_Instructions to follow:_
Reproduce every entry that follows word for word, but omit the images.

_Dataset records:_
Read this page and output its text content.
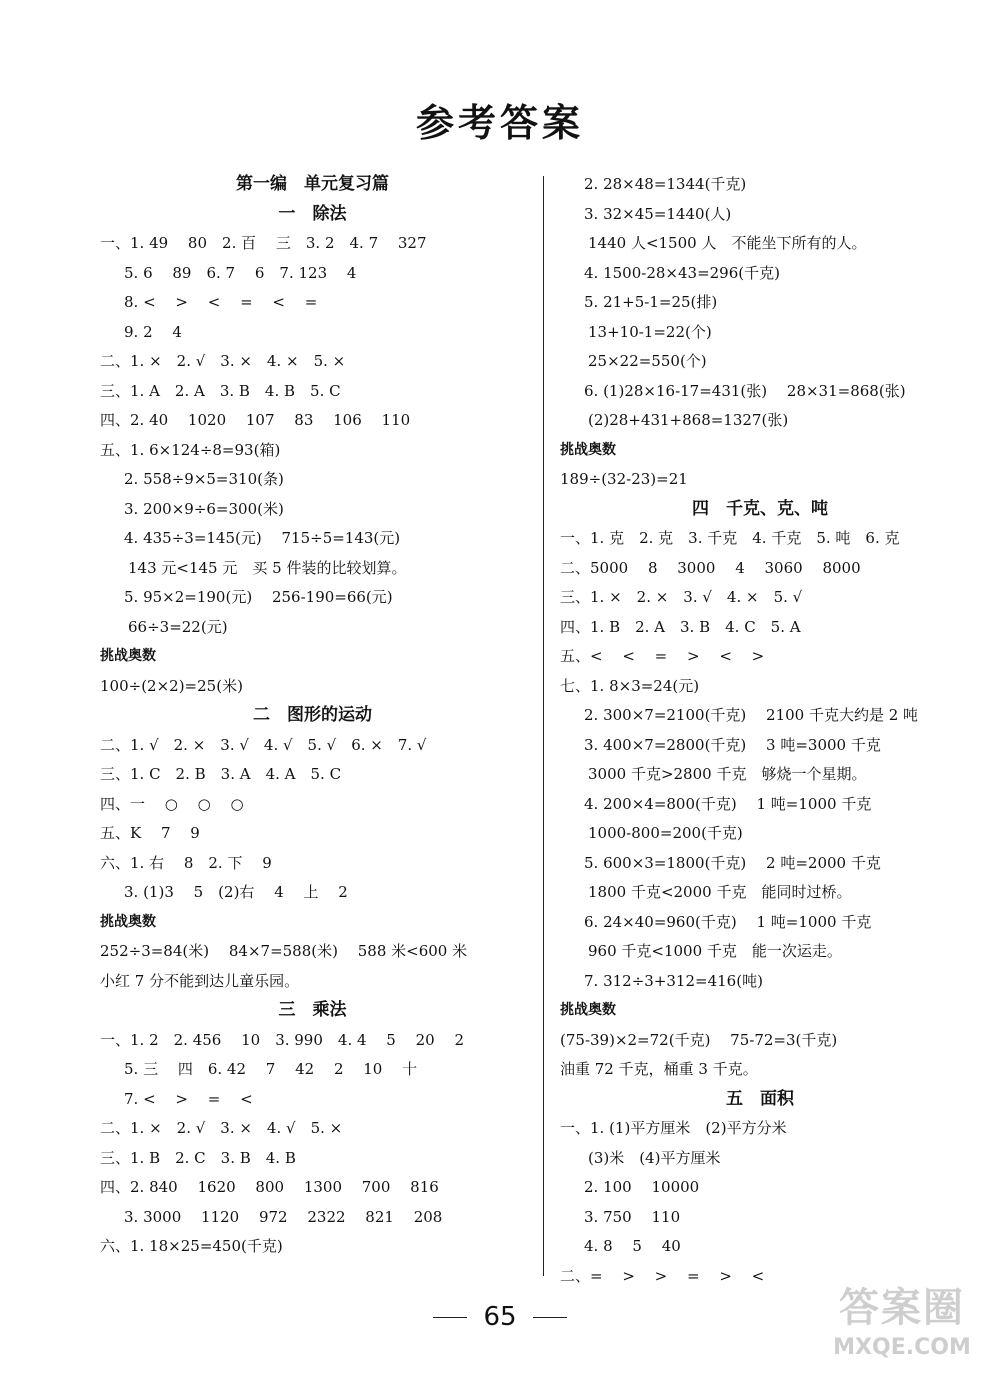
参考答案
第一编　单元复习篇
一　除法
一、1. 49　 80　2. 百　 三　3. 2　4. 7　 327
5. 6　 89　6. 7　 6　7. 123　 4
8. <　 >　 <　 =　 <　 =
9. 2　 4
二、1. ×　2. √　3. ×　4. ×　5. ×
三、1. A　2. A　3. B　4. B　5. C
四、2. 40　 1020　 107　 83　 106　 110
五、1. 6×124÷8=93(箱)
2. 558÷9×5=310(条)
3. 200×9÷6=300(米)
4. 435÷3=145(元)　 715÷5=143(元)
143 元<145 元　买 5 件装的比较划算。
5. 95×2=190(元)　 256-190=66(元)
66÷3=22(元)
挑战奥数
100÷(2×2)=25(米)
二　图形的运动
二、1. √　2. ×　3. √　4. √　5. √　6. ×　7. √
三、1. C　2. B　3. A　4. A　5. C
四、一　 ○　 ○　 ○
五、K　 7　 9
六、1. 右　 8　2. 下　 9
3. (1)3　 5　(2)右　 4　 上　 2
挑战奥数
252÷3=84(米)　 84×7=588(米)　 588 米<600 米
小红 7 分不能到达儿童乐园。
三　乘法
一、1. 2　2. 456　 10　3. 990　4. 4　 5　 20　 2
5. 三　 四　6. 42　 7　 42　 2　 10　 十
7. <　 >　 =　 <
二、1. ×　2. √　3. ×　4. √　5. ×
三、1. B　2. C　3. B　4. B
四、2. 840　 1620　 800　 1300　 700　 816
3. 3000　 1120　 972　 2322　 821　 208
六、1. 18×25=450(千克)
2. 28×48=1344(千克)
3. 32×45=1440(人)
1440 人<1500 人　不能坐下所有的人。
4. 1500-28×43=296(千克)
5. 21+5-1=25(排)
13+10-1=22(个)
25×22=550(个)
6. (1)28×16-17=431(张)　 28×31=868(张)
(2)28+431+868=1327(张)
挑战奥数
189÷(32-23)=21
四　千克、克、吨
一、1. 克　2. 克　3. 千克　4. 千克　5. 吨　6. 克
二、5000　 8　 3000　 4　 3060　 8000
三、1. ×　2. ×　3. √　4. ×　5. √
四、1. B　2. A　3. B　4. C　5. A
五、<　 <　 =　 >　 <　 >
七、1. 8×3=24(元)
2. 300×7=2100(千克)　 2100 千克大约是 2 吨
3. 400×7=2800(千克)　 3 吨=3000 千克
3000 千克>2800 千克　够烧一个星期。
4. 200×4=800(千克)　 1 吨=1000 千克
1000-800=200(千克)
5. 600×3=1800(千克)　 2 吨=2000 千克
1800 千克<2000 千克　能同时过桥。
6. 24×40=960(千克)　 1 吨=1000 千克
960 千克<1000 千克　能一次运走。
7. 312÷3+312=416(吨)
挑战奥数
(75-39)×2=72(千克)　 75-72=3(千克)
油重 72 千克，桶重 3 千克。
五　面积
一、1. (1)平方厘米　(2)平方分米
(3)米　(4)平方厘米
2. 100　 10000
3. 750　 110
4. 8　 5　 40
二、=　 >　 >　 =　 >　 <
65	答案圈
MXQE.COM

_Response below:_
Read this page and output its text content.
参考答案
第一编　单元复习篇
一　除法
一、1. 49　 80　2. 百　 三　3. 2　4. 7　 327
5. 6　 89　6. 7　 6　7. 123　 4
8. <　 >　 <　 =　 <　 =
9. 2　 4
二、1. ×　2. √　3. ×　4. ×　5. ×
三、1. A　2. A　3. B　4. B　5. C
四、2. 40　 1020　 107　 83　 106　 110
五、1. 6×124÷8=93(箱)
2. 558÷9×5=310(条)
3. 200×9÷6=300(米)
4. 435÷3=145(元)　 715÷5=143(元)
143 元<145 元　买 5 件装的比较划算。
5. 95×2=190(元)　 256-190=66(元)
66÷3=22(元)
挑战奥数
100÷(2×2)=25(米)
二　图形的运动
二、1. √　2. ×　3. √　4. √　5. √　6. ×　7. √
三、1. C　2. B　3. A　4. A　5. C
四、一　 ○　 ○　 ○
五、K　 7　 9
六、1. 右　 8　2. 下　 9
3. (1)3　 5　(2)右　 4　 上　 2
挑战奥数
252÷3=84(米)　 84×7=588(米)　 588 米<600 米
小红 7 分不能到达儿童乐园。
三　乘法
一、1. 2　2. 456　 10　3. 990　4. 4　 5　 20　 2
5. 三　 四　6. 42　 7　 42　 2　 10　 十
7. <　 >　 =　 <
二、1. ×　2. √　3. ×　4. √　5. ×
三、1. B　2. C　3. B　4. B
四、2. 840　 1620　 800　 1300　 700　 816
3. 3000　 1120　 972　 2322　 821　 208
六、1. 18×25=450(千克)
2. 28×48=1344(千克)
3. 32×45=1440(人)
1440 人<1500 人　不能坐下所有的人。
4. 1500-28×43=296(千克)
5. 21+5-1=25(排)
13+10-1=22(个)
25×22=550(个)
6. (1)28×16-17=431(张)　 28×31=868(张)
(2)28+431+868=1327(张)
挑战奥数
189÷(32-23)=21
四　千克、克、吨
一、1. 克　2. 克　3. 千克　4. 千克　5. 吨　6. 克
二、5000　 8　 3000　 4　 3060　 8000
三、1. ×　2. ×　3. √　4. ×　5. √
四、1. B　2. A　3. B　4. C　5. A
五、<　 <　 =　 >　 <　 >
七、1. 8×3=24(元)
2. 300×7=2100(千克)　 2100 千克大约是 2 吨
3. 400×7=2800(千克)　 3 吨=3000 千克
3000 千克>2800 千克　够烧一个星期。
4. 200×4=800(千克)　 1 吨=1000 千克
1000-800=200(千克)
5. 600×3=1800(千克)　 2 吨=2000 千克
1800 千克<2000 千克　能同时过桥。
6. 24×40=960(千克)　 1 吨=1000 千克
960 千克<1000 千克　能一次运走。
7. 312÷3+312=416(吨)
挑战奥数
(75-39)×2=72(千克)　 75-72=3(千克)
油重 72 千克，桶重 3 千克。
五　面积
一、1. (1)平方厘米　(2)平方分米
(3)米　(4)平方厘米
2. 100　 10000
3. 750　 110
4. 8　 5　 40
二、=　 >　 >　 =　 >　 <
65	答案圈
MXQE.COM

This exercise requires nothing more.